Data rows:
—————

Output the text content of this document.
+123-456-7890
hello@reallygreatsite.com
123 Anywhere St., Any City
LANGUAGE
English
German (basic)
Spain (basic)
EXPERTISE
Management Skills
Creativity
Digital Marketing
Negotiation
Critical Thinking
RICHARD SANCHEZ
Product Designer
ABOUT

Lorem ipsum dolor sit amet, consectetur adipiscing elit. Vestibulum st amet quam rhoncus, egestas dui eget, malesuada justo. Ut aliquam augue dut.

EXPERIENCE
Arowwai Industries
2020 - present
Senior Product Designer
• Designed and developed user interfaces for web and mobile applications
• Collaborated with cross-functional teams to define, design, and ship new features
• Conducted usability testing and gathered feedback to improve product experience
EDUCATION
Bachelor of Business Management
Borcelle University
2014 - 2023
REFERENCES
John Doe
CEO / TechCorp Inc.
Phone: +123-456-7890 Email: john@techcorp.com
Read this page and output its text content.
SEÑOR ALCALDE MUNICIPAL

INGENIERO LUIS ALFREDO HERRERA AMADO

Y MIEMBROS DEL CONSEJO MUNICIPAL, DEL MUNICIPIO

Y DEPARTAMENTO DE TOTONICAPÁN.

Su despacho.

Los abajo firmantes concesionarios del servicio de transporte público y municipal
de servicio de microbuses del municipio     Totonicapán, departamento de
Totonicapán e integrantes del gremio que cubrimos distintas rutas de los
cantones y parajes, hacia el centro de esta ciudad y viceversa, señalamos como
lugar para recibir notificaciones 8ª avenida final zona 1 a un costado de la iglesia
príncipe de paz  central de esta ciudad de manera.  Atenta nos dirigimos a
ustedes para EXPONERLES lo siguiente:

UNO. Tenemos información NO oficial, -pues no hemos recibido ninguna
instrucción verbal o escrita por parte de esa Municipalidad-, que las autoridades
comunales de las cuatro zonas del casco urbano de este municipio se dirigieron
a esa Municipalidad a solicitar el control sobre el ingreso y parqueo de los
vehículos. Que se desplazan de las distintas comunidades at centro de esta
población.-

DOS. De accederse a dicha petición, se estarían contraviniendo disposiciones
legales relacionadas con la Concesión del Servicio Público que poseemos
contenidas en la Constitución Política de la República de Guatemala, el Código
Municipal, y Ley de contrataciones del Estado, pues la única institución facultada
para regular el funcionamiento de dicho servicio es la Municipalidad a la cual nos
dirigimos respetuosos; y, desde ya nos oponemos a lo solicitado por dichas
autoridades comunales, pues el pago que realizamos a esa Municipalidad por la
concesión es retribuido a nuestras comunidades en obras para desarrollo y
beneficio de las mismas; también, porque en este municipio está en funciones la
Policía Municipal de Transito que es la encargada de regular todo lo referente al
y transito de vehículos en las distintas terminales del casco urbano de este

—————

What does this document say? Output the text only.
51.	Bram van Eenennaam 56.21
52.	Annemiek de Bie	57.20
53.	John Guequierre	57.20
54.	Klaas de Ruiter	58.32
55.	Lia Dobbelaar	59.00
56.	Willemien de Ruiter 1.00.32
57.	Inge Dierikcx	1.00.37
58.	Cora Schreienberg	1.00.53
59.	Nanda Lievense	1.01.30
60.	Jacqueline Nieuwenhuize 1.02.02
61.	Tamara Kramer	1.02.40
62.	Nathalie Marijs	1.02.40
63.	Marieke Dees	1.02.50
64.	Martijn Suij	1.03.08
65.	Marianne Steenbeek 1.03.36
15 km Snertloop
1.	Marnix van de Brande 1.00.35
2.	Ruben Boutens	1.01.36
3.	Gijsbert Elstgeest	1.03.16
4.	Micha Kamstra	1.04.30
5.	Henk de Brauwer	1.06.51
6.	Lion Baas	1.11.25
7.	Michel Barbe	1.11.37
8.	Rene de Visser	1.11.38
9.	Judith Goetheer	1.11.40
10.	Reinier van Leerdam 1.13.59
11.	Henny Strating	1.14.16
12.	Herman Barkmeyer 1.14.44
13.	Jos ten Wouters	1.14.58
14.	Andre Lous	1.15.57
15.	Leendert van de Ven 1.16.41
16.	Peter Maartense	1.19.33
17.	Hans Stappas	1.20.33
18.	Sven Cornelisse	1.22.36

—————

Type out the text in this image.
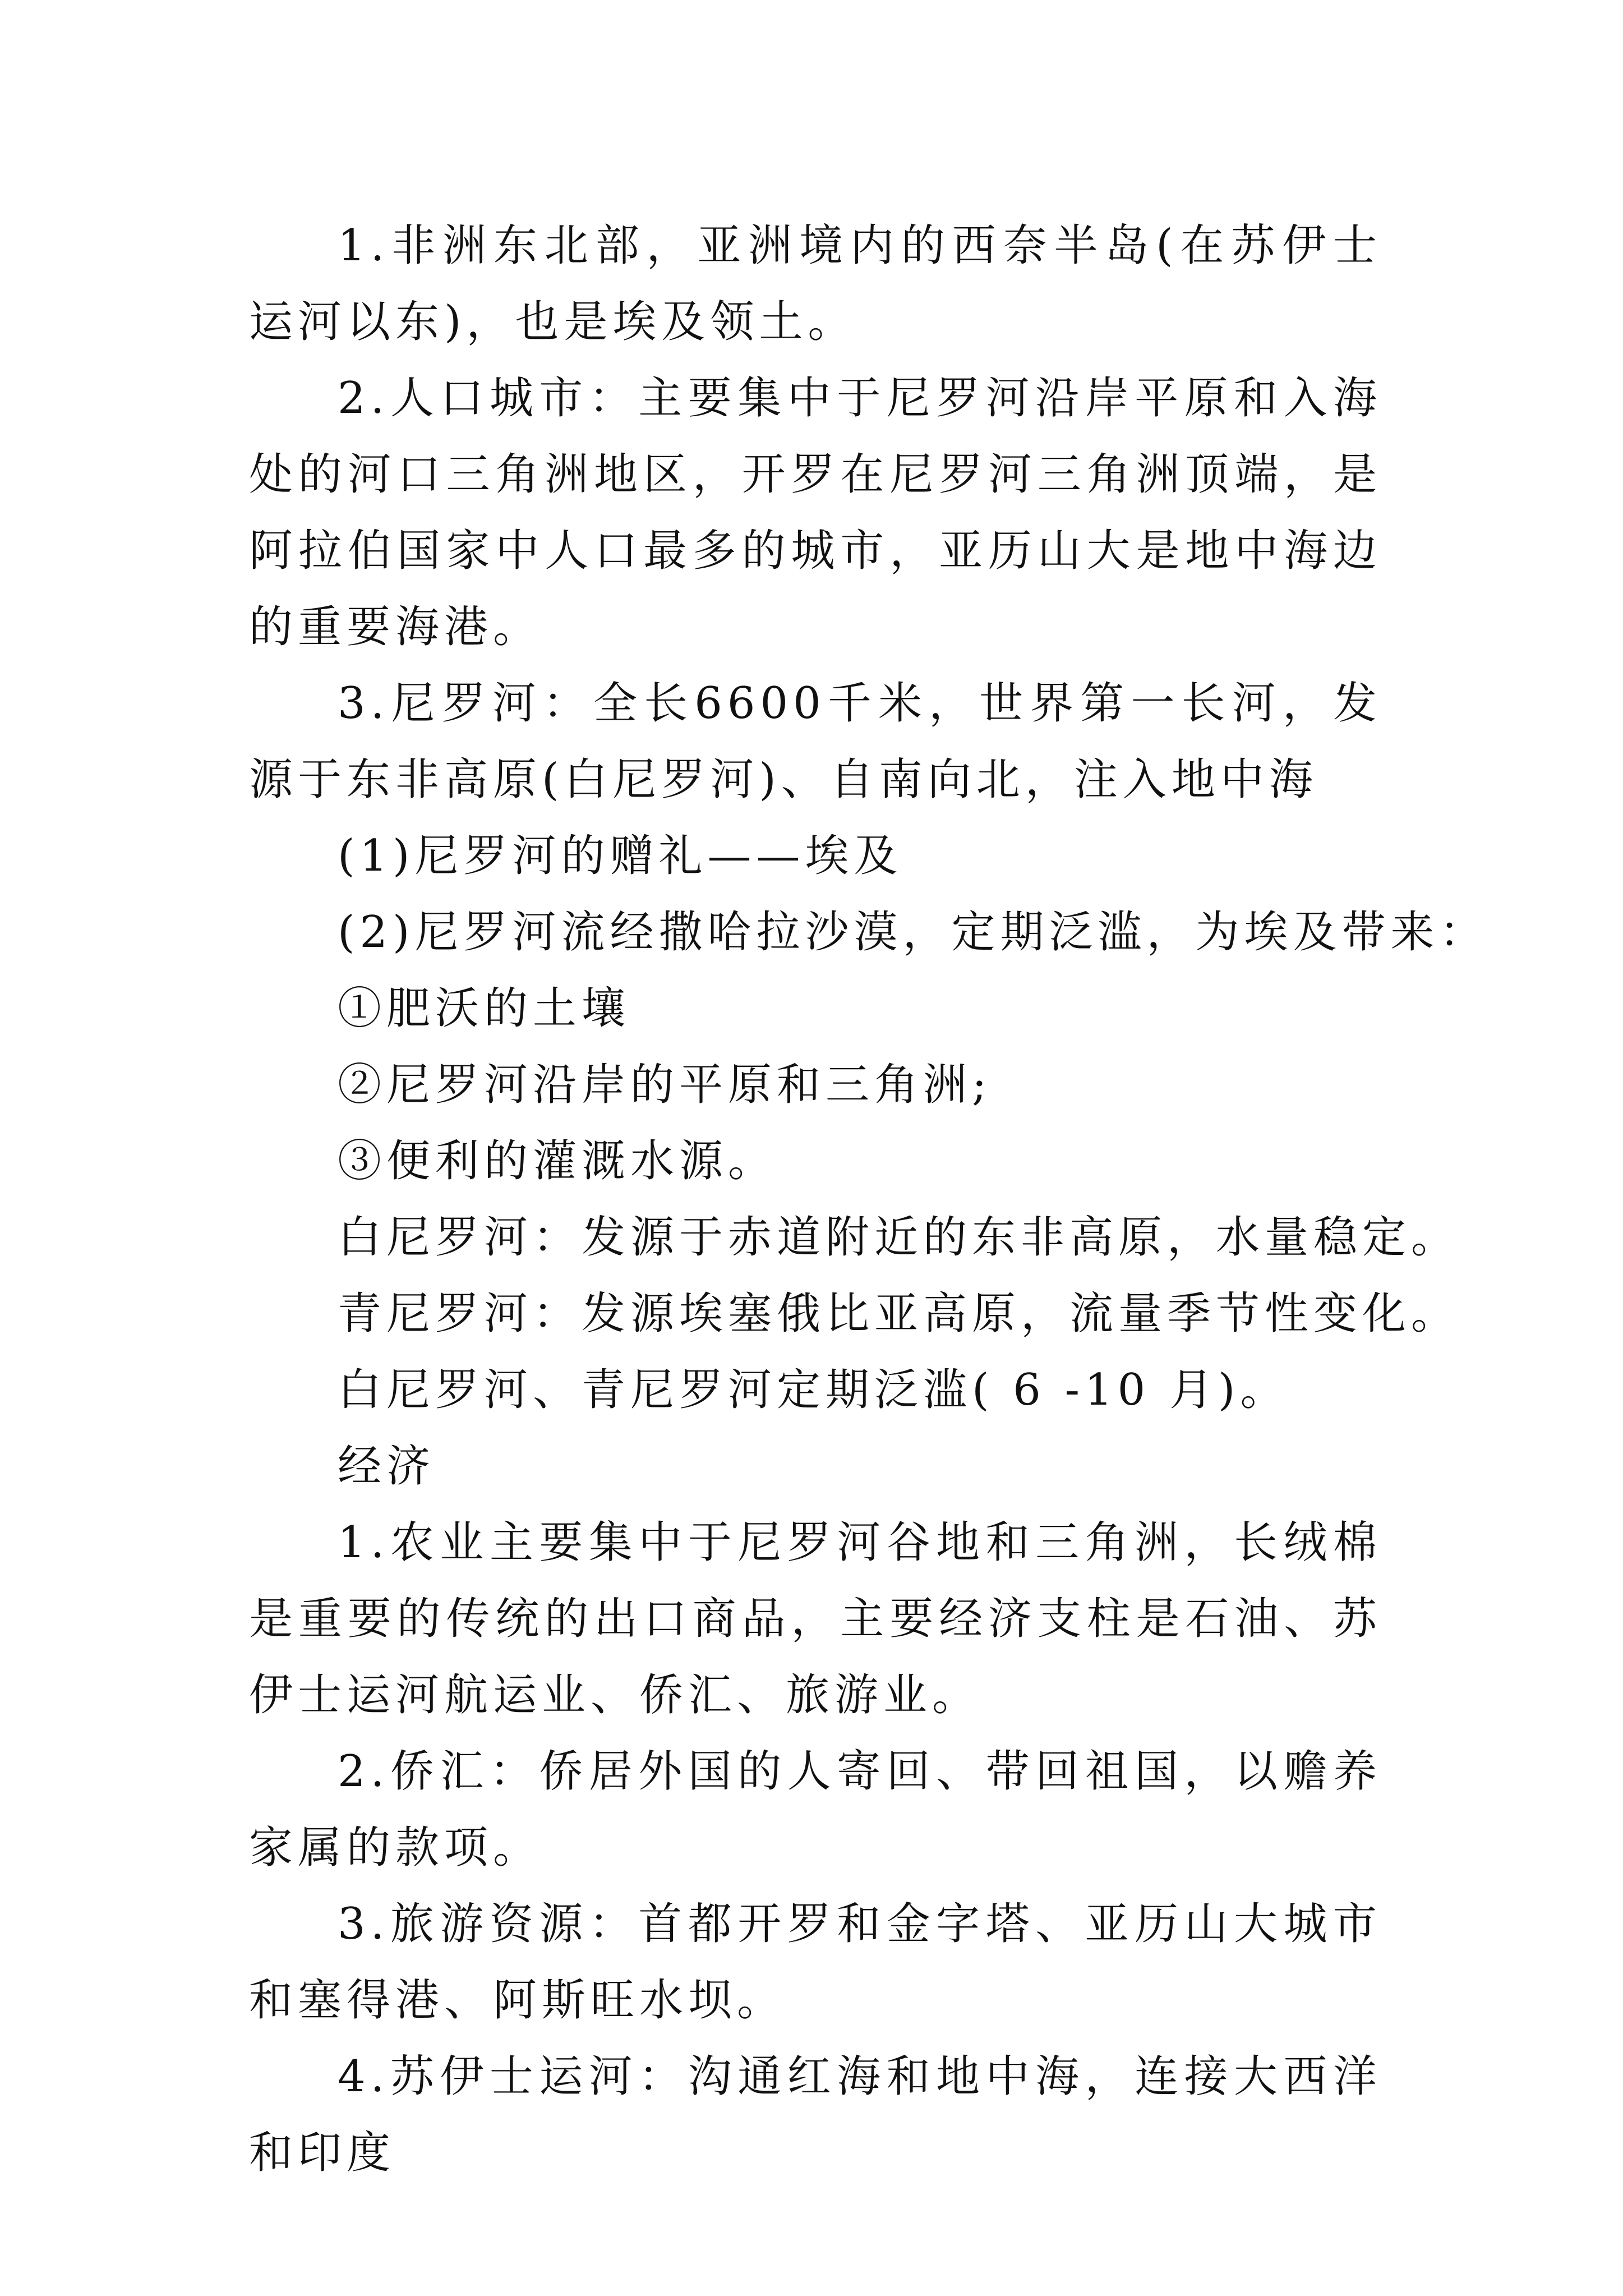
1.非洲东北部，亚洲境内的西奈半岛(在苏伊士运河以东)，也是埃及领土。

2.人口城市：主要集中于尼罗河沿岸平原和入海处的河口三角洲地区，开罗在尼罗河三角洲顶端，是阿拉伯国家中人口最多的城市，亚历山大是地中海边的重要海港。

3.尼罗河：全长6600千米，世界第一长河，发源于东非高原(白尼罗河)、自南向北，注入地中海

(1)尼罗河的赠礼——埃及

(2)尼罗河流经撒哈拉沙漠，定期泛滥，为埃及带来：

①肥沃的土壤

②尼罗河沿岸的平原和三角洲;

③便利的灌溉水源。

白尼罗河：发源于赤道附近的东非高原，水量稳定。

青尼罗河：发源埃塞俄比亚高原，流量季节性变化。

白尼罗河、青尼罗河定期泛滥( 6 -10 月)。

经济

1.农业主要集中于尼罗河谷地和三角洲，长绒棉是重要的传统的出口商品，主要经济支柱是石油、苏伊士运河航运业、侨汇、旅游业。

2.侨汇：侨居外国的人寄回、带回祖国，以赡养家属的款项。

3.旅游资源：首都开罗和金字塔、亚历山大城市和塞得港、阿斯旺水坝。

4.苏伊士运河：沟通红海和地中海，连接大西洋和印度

—————

Written exercise: Your answer should be a single number: the count of lines that contain "este".

Result for this exercise: 3